▼▼▼
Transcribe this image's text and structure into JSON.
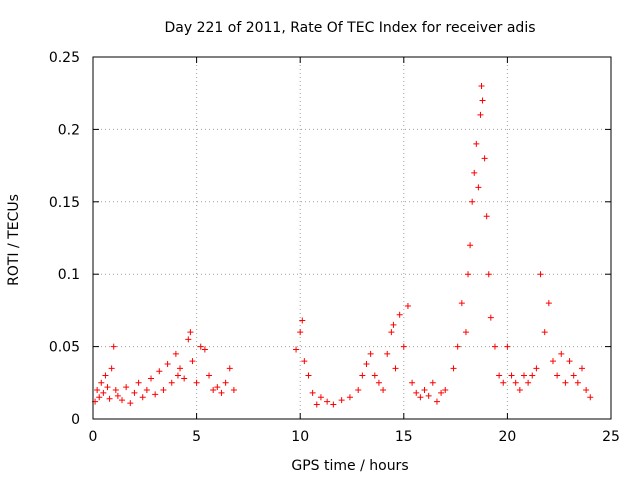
{
  "chart_data": {
    "type": "scatter",
    "title": "Day 221 of 2011, Rate Of TEC Index for receiver adis",
    "xlabel": "GPS time / hours",
    "ylabel": "ROTI / TECUs",
    "xlim": [
      0,
      25
    ],
    "ylim": [
      0,
      0.25
    ],
    "x_ticks": [
      0,
      5,
      10,
      15,
      20,
      25
    ],
    "y_ticks": [
      0,
      0.05,
      0.1,
      0.15,
      0.2,
      0.25
    ],
    "x_tick_labels": [
      "0",
      "5",
      "10",
      "15",
      "20",
      "25"
    ],
    "y_tick_labels": [
      "0",
      "0.05",
      "0.1",
      "0.15",
      "0.2",
      "0.25"
    ],
    "grid": true,
    "marker": "+",
    "color": "#ff0000",
    "series": [
      {
        "points": [
          [
            0.1,
            0.012
          ],
          [
            0.2,
            0.02
          ],
          [
            0.3,
            0.015
          ],
          [
            0.4,
            0.025
          ],
          [
            0.5,
            0.018
          ],
          [
            0.6,
            0.03
          ],
          [
            0.7,
            0.022
          ],
          [
            0.8,
            0.014
          ],
          [
            0.9,
            0.035
          ],
          [
            1.0,
            0.05
          ],
          [
            1.1,
            0.02
          ],
          [
            1.2,
            0.016
          ],
          [
            1.4,
            0.013
          ],
          [
            1.6,
            0.022
          ],
          [
            1.8,
            0.011
          ],
          [
            2.0,
            0.018
          ],
          [
            2.2,
            0.025
          ],
          [
            2.4,
            0.015
          ],
          [
            2.6,
            0.02
          ],
          [
            2.8,
            0.028
          ],
          [
            3.0,
            0.017
          ],
          [
            3.2,
            0.033
          ],
          [
            3.4,
            0.02
          ],
          [
            3.6,
            0.038
          ],
          [
            3.8,
            0.025
          ],
          [
            4.0,
            0.045
          ],
          [
            4.1,
            0.03
          ],
          [
            4.2,
            0.035
          ],
          [
            4.4,
            0.028
          ],
          [
            4.6,
            0.055
          ],
          [
            4.7,
            0.06
          ],
          [
            4.8,
            0.04
          ],
          [
            5.0,
            0.025
          ],
          [
            5.2,
            0.05
          ],
          [
            5.4,
            0.048
          ],
          [
            5.6,
            0.03
          ],
          [
            5.8,
            0.02
          ],
          [
            6.0,
            0.022
          ],
          [
            6.2,
            0.018
          ],
          [
            6.4,
            0.025
          ],
          [
            6.6,
            0.035
          ],
          [
            6.8,
            0.02
          ],
          [
            9.8,
            0.048
          ],
          [
            10.0,
            0.06
          ],
          [
            10.1,
            0.068
          ],
          [
            10.2,
            0.04
          ],
          [
            10.4,
            0.03
          ],
          [
            10.6,
            0.018
          ],
          [
            10.8,
            0.01
          ],
          [
            11.0,
            0.015
          ],
          [
            11.3,
            0.012
          ],
          [
            11.6,
            0.01
          ],
          [
            12.0,
            0.013
          ],
          [
            12.4,
            0.015
          ],
          [
            12.8,
            0.02
          ],
          [
            13.0,
            0.03
          ],
          [
            13.2,
            0.038
          ],
          [
            13.4,
            0.045
          ],
          [
            13.6,
            0.03
          ],
          [
            13.8,
            0.025
          ],
          [
            14.0,
            0.02
          ],
          [
            14.2,
            0.045
          ],
          [
            14.4,
            0.06
          ],
          [
            14.5,
            0.065
          ],
          [
            14.6,
            0.035
          ],
          [
            14.8,
            0.072
          ],
          [
            15.0,
            0.05
          ],
          [
            15.2,
            0.078
          ],
          [
            15.4,
            0.025
          ],
          [
            15.6,
            0.018
          ],
          [
            15.8,
            0.015
          ],
          [
            16.0,
            0.02
          ],
          [
            16.2,
            0.016
          ],
          [
            16.4,
            0.025
          ],
          [
            16.6,
            0.012
          ],
          [
            16.8,
            0.018
          ],
          [
            17.0,
            0.02
          ],
          [
            17.4,
            0.035
          ],
          [
            17.6,
            0.05
          ],
          [
            17.8,
            0.08
          ],
          [
            18.0,
            0.06
          ],
          [
            18.1,
            0.1
          ],
          [
            18.2,
            0.12
          ],
          [
            18.3,
            0.15
          ],
          [
            18.4,
            0.17
          ],
          [
            18.5,
            0.19
          ],
          [
            18.6,
            0.16
          ],
          [
            18.7,
            0.21
          ],
          [
            18.75,
            0.23
          ],
          [
            18.8,
            0.22
          ],
          [
            18.9,
            0.18
          ],
          [
            19.0,
            0.14
          ],
          [
            19.1,
            0.1
          ],
          [
            19.2,
            0.07
          ],
          [
            19.4,
            0.05
          ],
          [
            19.6,
            0.03
          ],
          [
            19.8,
            0.025
          ],
          [
            20.0,
            0.05
          ],
          [
            20.2,
            0.03
          ],
          [
            20.4,
            0.025
          ],
          [
            20.6,
            0.02
          ],
          [
            20.8,
            0.03
          ],
          [
            21.0,
            0.025
          ],
          [
            21.2,
            0.03
          ],
          [
            21.4,
            0.035
          ],
          [
            21.6,
            0.1
          ],
          [
            21.8,
            0.06
          ],
          [
            22.0,
            0.08
          ],
          [
            22.2,
            0.04
          ],
          [
            22.4,
            0.03
          ],
          [
            22.6,
            0.045
          ],
          [
            22.8,
            0.025
          ],
          [
            23.0,
            0.04
          ],
          [
            23.2,
            0.03
          ],
          [
            23.4,
            0.025
          ],
          [
            23.6,
            0.035
          ],
          [
            23.8,
            0.02
          ],
          [
            24.0,
            0.015
          ]
        ]
      }
    ]
  }
}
▲▲▲
Instruction: Write the records out once more, exactly as they appear, with no pictures.

Written solution:
Transcribe this image's text and structure into JSON.
{
  "chart_data": {
    "type": "scatter",
    "title": "Day 221 of 2011, Rate Of TEC Index for receiver adis",
    "xlabel": "GPS time / hours",
    "ylabel": "ROTI / TECUs",
    "xlim": [
      0,
      25
    ],
    "ylim": [
      0,
      0.25
    ],
    "x_ticks": [
      0,
      5,
      10,
      15,
      20,
      25
    ],
    "y_ticks": [
      0,
      0.05,
      0.1,
      0.15,
      0.2,
      0.25
    ],
    "x_tick_labels": [
      "0",
      "5",
      "10",
      "15",
      "20",
      "25"
    ],
    "y_tick_labels": [
      "0",
      "0.05",
      "0.1",
      "0.15",
      "0.2",
      "0.25"
    ],
    "grid": true,
    "marker": "+",
    "color": "#ff0000",
    "series": [
      {
        "points": [
          [
            0.1,
            0.012
          ],
          [
            0.2,
            0.02
          ],
          [
            0.3,
            0.015
          ],
          [
            0.4,
            0.025
          ],
          [
            0.5,
            0.018
          ],
          [
            0.6,
            0.03
          ],
          [
            0.7,
            0.022
          ],
          [
            0.8,
            0.014
          ],
          [
            0.9,
            0.035
          ],
          [
            1.0,
            0.05
          ],
          [
            1.1,
            0.02
          ],
          [
            1.2,
            0.016
          ],
          [
            1.4,
            0.013
          ],
          [
            1.6,
            0.022
          ],
          [
            1.8,
            0.011
          ],
          [
            2.0,
            0.018
          ],
          [
            2.2,
            0.025
          ],
          [
            2.4,
            0.015
          ],
          [
            2.6,
            0.02
          ],
          [
            2.8,
            0.028
          ],
          [
            3.0,
            0.017
          ],
          [
            3.2,
            0.033
          ],
          [
            3.4,
            0.02
          ],
          [
            3.6,
            0.038
          ],
          [
            3.8,
            0.025
          ],
          [
            4.0,
            0.045
          ],
          [
            4.1,
            0.03
          ],
          [
            4.2,
            0.035
          ],
          [
            4.4,
            0.028
          ],
          [
            4.6,
            0.055
          ],
          [
            4.7,
            0.06
          ],
          [
            4.8,
            0.04
          ],
          [
            5.0,
            0.025
          ],
          [
            5.2,
            0.05
          ],
          [
            5.4,
            0.048
          ],
          [
            5.6,
            0.03
          ],
          [
            5.8,
            0.02
          ],
          [
            6.0,
            0.022
          ],
          [
            6.2,
            0.018
          ],
          [
            6.4,
            0.025
          ],
          [
            6.6,
            0.035
          ],
          [
            6.8,
            0.02
          ],
          [
            9.8,
            0.048
          ],
          [
            10.0,
            0.06
          ],
          [
            10.1,
            0.068
          ],
          [
            10.2,
            0.04
          ],
          [
            10.4,
            0.03
          ],
          [
            10.6,
            0.018
          ],
          [
            10.8,
            0.01
          ],
          [
            11.0,
            0.015
          ],
          [
            11.3,
            0.012
          ],
          [
            11.6,
            0.01
          ],
          [
            12.0,
            0.013
          ],
          [
            12.4,
            0.015
          ],
          [
            12.8,
            0.02
          ],
          [
            13.0,
            0.03
          ],
          [
            13.2,
            0.038
          ],
          [
            13.4,
            0.045
          ],
          [
            13.6,
            0.03
          ],
          [
            13.8,
            0.025
          ],
          [
            14.0,
            0.02
          ],
          [
            14.2,
            0.045
          ],
          [
            14.4,
            0.06
          ],
          [
            14.5,
            0.065
          ],
          [
            14.6,
            0.035
          ],
          [
            14.8,
            0.072
          ],
          [
            15.0,
            0.05
          ],
          [
            15.2,
            0.078
          ],
          [
            15.4,
            0.025
          ],
          [
            15.6,
            0.018
          ],
          [
            15.8,
            0.015
          ],
          [
            16.0,
            0.02
          ],
          [
            16.2,
            0.016
          ],
          [
            16.4,
            0.025
          ],
          [
            16.6,
            0.012
          ],
          [
            16.8,
            0.018
          ],
          [
            17.0,
            0.02
          ],
          [
            17.4,
            0.035
          ],
          [
            17.6,
            0.05
          ],
          [
            17.8,
            0.08
          ],
          [
            18.0,
            0.06
          ],
          [
            18.1,
            0.1
          ],
          [
            18.2,
            0.12
          ],
          [
            18.3,
            0.15
          ],
          [
            18.4,
            0.17
          ],
          [
            18.5,
            0.19
          ],
          [
            18.6,
            0.16
          ],
          [
            18.7,
            0.21
          ],
          [
            18.75,
            0.23
          ],
          [
            18.8,
            0.22
          ],
          [
            18.9,
            0.18
          ],
          [
            19.0,
            0.14
          ],
          [
            19.1,
            0.1
          ],
          [
            19.2,
            0.07
          ],
          [
            19.4,
            0.05
          ],
          [
            19.6,
            0.03
          ],
          [
            19.8,
            0.025
          ],
          [
            20.0,
            0.05
          ],
          [
            20.2,
            0.03
          ],
          [
            20.4,
            0.025
          ],
          [
            20.6,
            0.02
          ],
          [
            20.8,
            0.03
          ],
          [
            21.0,
            0.025
          ],
          [
            21.2,
            0.03
          ],
          [
            21.4,
            0.035
          ],
          [
            21.6,
            0.1
          ],
          [
            21.8,
            0.06
          ],
          [
            22.0,
            0.08
          ],
          [
            22.2,
            0.04
          ],
          [
            22.4,
            0.03
          ],
          [
            22.6,
            0.045
          ],
          [
            22.8,
            0.025
          ],
          [
            23.0,
            0.04
          ],
          [
            23.2,
            0.03
          ],
          [
            23.4,
            0.025
          ],
          [
            23.6,
            0.035
          ],
          [
            23.8,
            0.02
          ],
          [
            24.0,
            0.015
          ]
        ]
      }
    ]
  }
}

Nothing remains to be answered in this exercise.